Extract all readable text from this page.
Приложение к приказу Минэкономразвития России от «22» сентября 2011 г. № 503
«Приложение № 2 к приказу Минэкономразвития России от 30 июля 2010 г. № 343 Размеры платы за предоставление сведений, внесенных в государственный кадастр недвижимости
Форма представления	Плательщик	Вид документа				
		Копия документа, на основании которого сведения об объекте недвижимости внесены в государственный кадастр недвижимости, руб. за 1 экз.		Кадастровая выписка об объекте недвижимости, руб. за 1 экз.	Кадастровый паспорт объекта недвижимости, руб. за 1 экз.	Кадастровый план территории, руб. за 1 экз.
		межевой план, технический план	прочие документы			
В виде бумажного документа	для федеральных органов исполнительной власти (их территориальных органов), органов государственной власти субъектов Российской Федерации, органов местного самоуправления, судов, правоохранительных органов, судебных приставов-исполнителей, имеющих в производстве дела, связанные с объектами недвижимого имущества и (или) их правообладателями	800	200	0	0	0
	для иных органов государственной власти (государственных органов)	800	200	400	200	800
########
Of the lines in the data, how many contain the word "недвижимости"? Provide the number and nothing further.

2